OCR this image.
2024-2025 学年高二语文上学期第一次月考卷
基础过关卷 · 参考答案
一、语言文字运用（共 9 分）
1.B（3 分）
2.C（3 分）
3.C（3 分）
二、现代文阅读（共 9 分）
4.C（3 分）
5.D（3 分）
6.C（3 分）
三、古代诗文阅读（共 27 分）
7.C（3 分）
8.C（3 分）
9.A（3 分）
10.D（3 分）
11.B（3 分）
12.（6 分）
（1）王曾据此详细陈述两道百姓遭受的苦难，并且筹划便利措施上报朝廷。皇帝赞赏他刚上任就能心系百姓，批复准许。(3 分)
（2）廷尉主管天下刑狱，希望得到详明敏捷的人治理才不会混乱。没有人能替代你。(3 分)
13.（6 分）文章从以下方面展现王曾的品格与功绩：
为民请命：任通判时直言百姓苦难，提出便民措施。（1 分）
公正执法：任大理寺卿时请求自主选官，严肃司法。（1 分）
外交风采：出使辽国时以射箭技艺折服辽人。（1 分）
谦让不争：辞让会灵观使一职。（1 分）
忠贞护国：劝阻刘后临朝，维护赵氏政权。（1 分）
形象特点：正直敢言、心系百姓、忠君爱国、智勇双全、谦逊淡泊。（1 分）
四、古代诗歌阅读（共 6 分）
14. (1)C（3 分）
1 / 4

------------------------------

GOAL OF THE EXERCISE:
Restate the listing in full, word for word.

WRITTEN ANSWER:
OCR this image.
2024-2025 学年高二语文上学期第一次月考卷
基础过关卷 · 参考答案
一、语言文字运用（共 9 分）
1.B（3 分）
2.C（3 分）
3.C（3 分）
二、现代文阅读（共 9 分）
4.C（3 分）
5.D（3 分）
6.C（3 分）
三、古代诗文阅读（共 27 分）
7.C（3 分）
8.C（3 分）
9.A（3 分）
10.D（3 分）
11.B（3 分）
12.（6 分）
（1）王曾据此详细陈述两道百姓遭受的苦难，并且筹划便利措施上报朝廷。皇帝赞赏他刚上任就能心系百姓，批复准许。(3 分)
（2）廷尉主管天下刑狱，希望得到详明敏捷的人治理才不会混乱。没有人能替代你。(3 分)
13.（6 分）文章从以下方面展现王曾的品格与功绩：
为民请命：任通判时直言百姓苦难，提出便民措施。（1 分）
公正执法：任大理寺卿时请求自主选官，严肃司法。（1 分）
外交风采：出使辽国时以射箭技艺折服辽人。（1 分）
谦让不争：辞让会灵观使一职。（1 分）
忠贞护国：劝阻刘后临朝，维护赵氏政权。（1 分）
形象特点：正直敢言、心系百姓、忠君爱国、智勇双全、谦逊淡泊。（1 分）
四、古代诗歌阅读（共 6 分）
14. (1)C（3 分）
1 / 4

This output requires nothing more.